Find how many lines hold the word "JSON" and give that number only.

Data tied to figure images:

====

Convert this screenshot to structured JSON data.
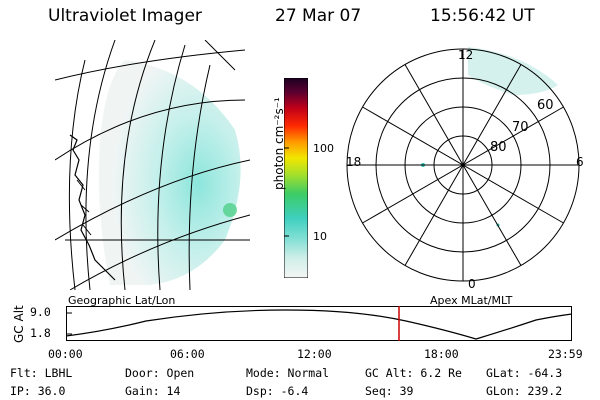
{
  "header": {
    "instrument": "Ultraviolet Imager",
    "date": "27 Mar 07",
    "time": "15:56:42 UT"
  },
  "colorbar": {
    "unit_label": "photon cm⁻²s⁻¹",
    "ticks": [
      "100",
      "10"
    ]
  },
  "geo_map": {
    "label": "Geographic Lat/Lon"
  },
  "polar_map": {
    "label": "Apex MLat/MLT",
    "mlt_labels": {
      "top": "12",
      "left": "18",
      "right": "6",
      "bottom": "0"
    },
    "lat_labels": [
      "60",
      "70",
      "80"
    ]
  },
  "altitude_plot": {
    "ylabel": "GC Alt",
    "yticks": [
      "9.0",
      "1.8"
    ],
    "xticks": [
      "00:00",
      "06:00",
      "12:00",
      "18:00",
      "23:59"
    ],
    "current_time_marker": "15:56:42",
    "colors": {
      "curve": "#000000",
      "marker": "#cc0000"
    }
  },
  "status": {
    "flt": "Flt: LBHL",
    "ip": "IP: 36.0",
    "door": "Door: Open",
    "gain": "Gain: 14",
    "mode": "Mode: Normal",
    "dsp": "Dsp:   -6.4",
    "gc_alt": "GC Alt: 6.2 Re",
    "seq": "Seq: 39",
    "glat": "GLat: -64.3",
    "glon": "GLon: 239.2"
  }
}
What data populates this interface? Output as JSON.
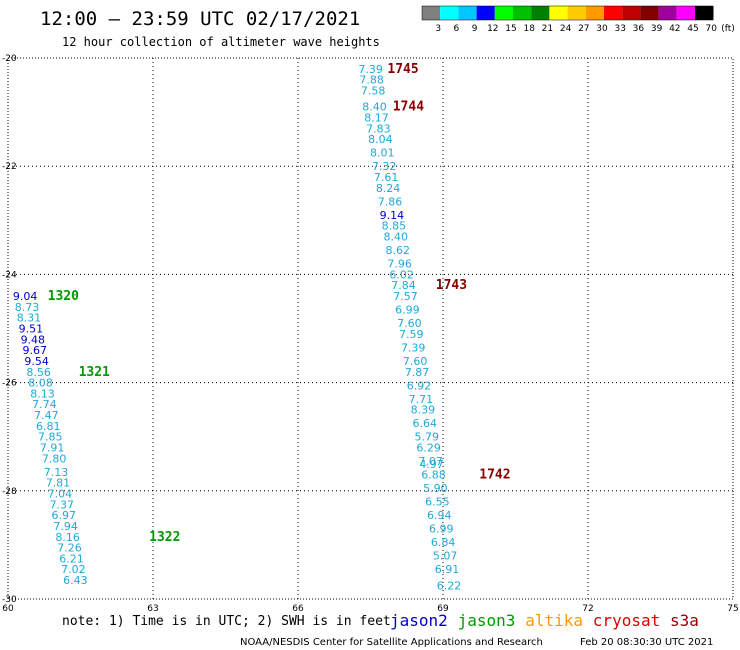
{
  "header": {
    "title": "12:00 — 23:59 UTC 02/17/2021",
    "subtitle": "12 hour collection of altimeter wave heights"
  },
  "colorbar": {
    "labels": [
      "3",
      "6",
      "9",
      "12",
      "15",
      "18",
      "21",
      "24",
      "27",
      "30",
      "33",
      "36",
      "39",
      "42",
      "45",
      "70"
    ],
    "unit": "(ft)",
    "colors": [
      "#808080",
      "#00ffff",
      "#00c8ff",
      "#0000ff",
      "#00ff00",
      "#00c000",
      "#008000",
      "#ffff00",
      "#ffcc00",
      "#ff9900",
      "#ff0000",
      "#c00000",
      "#800000",
      "#a000a0",
      "#ff00ff",
      "#000000"
    ]
  },
  "footer": {
    "note": "note: 1) Time is in UTC; 2) SWH is in feet",
    "satellites": [
      {
        "name": "jason2",
        "color": "#0000cc"
      },
      {
        "name": "jason3",
        "color": "#009900"
      },
      {
        "name": "altika",
        "color": "#ff9900"
      },
      {
        "name": "cryosat",
        "color": "#dd0000"
      },
      {
        "name": "s3a",
        "color": "#990000"
      }
    ],
    "credit": "NOAA/NESDIS Center for Satellite Applications and Research",
    "timestamp": "Feb 20 08:30:30 UTC 2021"
  },
  "chart_data": {
    "type": "scatter",
    "x_ticks": [
      "60",
      "63",
      "66",
      "69",
      "72",
      "75"
    ],
    "y_ticks": [
      "-20",
      "-22",
      "-24",
      "-26",
      "-28",
      "-30"
    ],
    "xlim": [
      60,
      75
    ],
    "ylim": [
      -30,
      -20
    ],
    "grid": true,
    "tracks": [
      {
        "satellite": "s3a",
        "color": "#1ea9d8",
        "points": [
          {
            "x": 67.25,
            "y": -20.2,
            "v": "7.39"
          },
          {
            "x": 67.27,
            "y": -20.4,
            "v": "7.88"
          },
          {
            "x": 67.3,
            "y": -20.6,
            "v": "7.58"
          },
          {
            "x": 67.33,
            "y": -20.9,
            "v": "8.40"
          },
          {
            "x": 67.37,
            "y": -21.1,
            "v": "8.17"
          },
          {
            "x": 67.41,
            "y": -21.3,
            "v": "7.83"
          },
          {
            "x": 67.45,
            "y": -21.5,
            "v": "8.04"
          },
          {
            "x": 67.49,
            "y": -21.75,
            "v": "8.01"
          },
          {
            "x": 67.53,
            "y": -22.0,
            "v": "7.32"
          },
          {
            "x": 67.57,
            "y": -22.2,
            "v": "7.61"
          },
          {
            "x": 67.61,
            "y": -22.4,
            "v": "8.24"
          },
          {
            "x": 67.65,
            "y": -22.65,
            "v": "7.86"
          },
          {
            "x": 67.69,
            "y": -22.9,
            "v": "9.14",
            "c": "#0000cc"
          },
          {
            "x": 67.73,
            "y": -23.1,
            "v": "8.85"
          },
          {
            "x": 67.77,
            "y": -23.3,
            "v": "8.40"
          },
          {
            "x": 67.81,
            "y": -23.55,
            "v": "8.62"
          },
          {
            "x": 67.85,
            "y": -23.8,
            "v": "7.96"
          },
          {
            "x": 67.89,
            "y": -24.0,
            "v": "6.02"
          },
          {
            "x": 67.93,
            "y": -24.2,
            "v": "7.84"
          },
          {
            "x": 67.97,
            "y": -24.4,
            "v": "7.57"
          },
          {
            "x": 68.01,
            "y": -24.65,
            "v": "6.99"
          },
          {
            "x": 68.05,
            "y": -24.9,
            "v": "7.60"
          },
          {
            "x": 68.09,
            "y": -25.1,
            "v": "7.59"
          },
          {
            "x": 68.13,
            "y": -25.35,
            "v": "7.39"
          },
          {
            "x": 68.17,
            "y": -25.6,
            "v": "7.60"
          },
          {
            "x": 68.21,
            "y": -25.8,
            "v": "7.87"
          },
          {
            "x": 68.25,
            "y": -26.05,
            "v": "6.92"
          },
          {
            "x": 68.29,
            "y": -26.3,
            "v": "7.71"
          },
          {
            "x": 68.33,
            "y": -26.5,
            "v": "8.39"
          },
          {
            "x": 68.37,
            "y": -26.75,
            "v": "6.64"
          },
          {
            "x": 68.41,
            "y": -27.0,
            "v": "5.79"
          },
          {
            "x": 68.45,
            "y": -27.2,
            "v": "6.29"
          },
          {
            "x": 68.49,
            "y": -27.45,
            "v": "7.07"
          },
          {
            "x": 68.51,
            "y": -27.5,
            "v": "4.97"
          },
          {
            "x": 68.55,
            "y": -27.7,
            "v": "6.88"
          },
          {
            "x": 68.59,
            "y": -27.95,
            "v": "5.90"
          },
          {
            "x": 68.63,
            "y": -28.2,
            "v": "6.55"
          },
          {
            "x": 68.67,
            "y": -28.45,
            "v": "6.94"
          },
          {
            "x": 68.71,
            "y": -28.7,
            "v": "6.99"
          },
          {
            "x": 68.75,
            "y": -28.95,
            "v": "6.84"
          },
          {
            "x": 68.79,
            "y": -29.2,
            "v": "5.07"
          },
          {
            "x": 68.83,
            "y": -29.45,
            "v": "6.91"
          },
          {
            "x": 68.87,
            "y": -29.75,
            "v": "6.22"
          }
        ],
        "pass_labels": [
          {
            "x": 67.85,
            "y": -20.2,
            "t": "1745"
          },
          {
            "x": 67.96,
            "y": -20.9,
            "t": "1744"
          },
          {
            "x": 68.85,
            "y": -24.2,
            "t": "1743"
          },
          {
            "x": 69.75,
            "y": -27.7,
            "t": "1742"
          }
        ]
      },
      {
        "satellite": "jason3",
        "color": "#1ea9d8",
        "points": [
          {
            "x": 60.1,
            "y": -24.4,
            "v": "9.04",
            "c": "#0000cc"
          },
          {
            "x": 60.14,
            "y": -24.6,
            "v": "8.73"
          },
          {
            "x": 60.18,
            "y": -24.8,
            "v": "8.31"
          },
          {
            "x": 60.22,
            "y": -25.0,
            "v": "9.51",
            "c": "#0000cc"
          },
          {
            "x": 60.26,
            "y": -25.2,
            "v": "9.48",
            "c": "#0000cc"
          },
          {
            "x": 60.3,
            "y": -25.4,
            "v": "9.67",
            "c": "#0000cc"
          },
          {
            "x": 60.34,
            "y": -25.6,
            "v": "9.54",
            "c": "#0000cc"
          },
          {
            "x": 60.38,
            "y": -25.8,
            "v": "8.56"
          },
          {
            "x": 60.42,
            "y": -26.0,
            "v": "8.08"
          },
          {
            "x": 60.46,
            "y": -26.2,
            "v": "8.13"
          },
          {
            "x": 60.5,
            "y": -26.4,
            "v": "7.74"
          },
          {
            "x": 60.54,
            "y": -26.6,
            "v": "7.47"
          },
          {
            "x": 60.58,
            "y": -26.8,
            "v": "6.81"
          },
          {
            "x": 60.62,
            "y": -27.0,
            "v": "7.85"
          },
          {
            "x": 60.66,
            "y": -27.2,
            "v": "7.91"
          },
          {
            "x": 60.7,
            "y": -27.4,
            "v": "7.80"
          },
          {
            "x": 60.74,
            "y": -27.65,
            "v": "7.13"
          },
          {
            "x": 60.78,
            "y": -27.85,
            "v": "7.81"
          },
          {
            "x": 60.82,
            "y": -28.05,
            "v": "7.04"
          },
          {
            "x": 60.86,
            "y": -28.25,
            "v": "7.37"
          },
          {
            "x": 60.9,
            "y": -28.45,
            "v": "6.97"
          },
          {
            "x": 60.94,
            "y": -28.65,
            "v": "7.94"
          },
          {
            "x": 60.98,
            "y": -28.85,
            "v": "8.16"
          },
          {
            "x": 61.02,
            "y": -29.05,
            "v": "7.26"
          },
          {
            "x": 61.06,
            "y": -29.25,
            "v": "6.21"
          },
          {
            "x": 61.1,
            "y": -29.45,
            "v": "7.02"
          },
          {
            "x": 61.14,
            "y": -29.65,
            "v": "6.43"
          }
        ],
        "pass_labels": [
          {
            "x": 60.82,
            "y": -24.4,
            "t": "1320",
            "c": "#009900"
          },
          {
            "x": 61.46,
            "y": -25.8,
            "t": "1321",
            "c": "#009900"
          },
          {
            "x": 62.92,
            "y": -28.85,
            "t": "1322",
            "c": "#009900"
          }
        ]
      }
    ]
  }
}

====

# Full answer
2